Request.
Faithfully return all lines, omitting every embedded picture.
━━━━━ Material for this exercise
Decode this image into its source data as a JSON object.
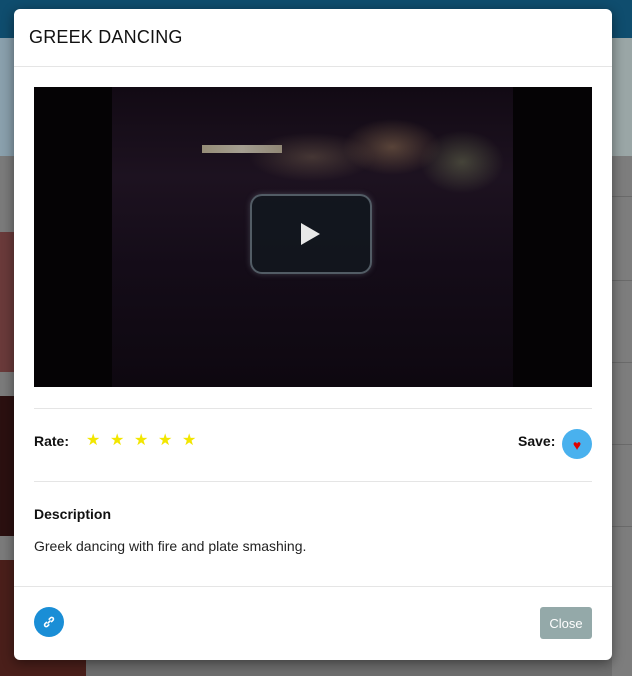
{
  "modal": {
    "title": "GREEK DANCING",
    "rate_label": "Rate:",
    "rating_stars": 5,
    "save_label": "Save:",
    "description_heading": "Description",
    "description_text": "Greek dancing with fire and plate smashing.",
    "close_label": "Close"
  },
  "icons": {
    "play": "play-icon",
    "star": "star-icon",
    "heart": "heart-icon",
    "link": "link-icon"
  },
  "colors": {
    "star": "#f2e600",
    "save_button": "#49b1ee",
    "heart": "#e00000",
    "link_button": "#1a8ed6",
    "close_button": "#94a9a9"
  }
}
━━━━━━━━━━
Completed task.
Decode this image into its source data as a JSON object.
{
  "modal": {
    "title": "GREEK DANCING",
    "rate_label": "Rate:",
    "rating_stars": 5,
    "save_label": "Save:",
    "description_heading": "Description",
    "description_text": "Greek dancing with fire and plate smashing.",
    "close_label": "Close"
  },
  "icons": {
    "play": "play-icon",
    "star": "star-icon",
    "heart": "heart-icon",
    "link": "link-icon"
  },
  "colors": {
    "star": "#f2e600",
    "save_button": "#49b1ee",
    "heart": "#e00000",
    "link_button": "#1a8ed6",
    "close_button": "#94a9a9"
  }
}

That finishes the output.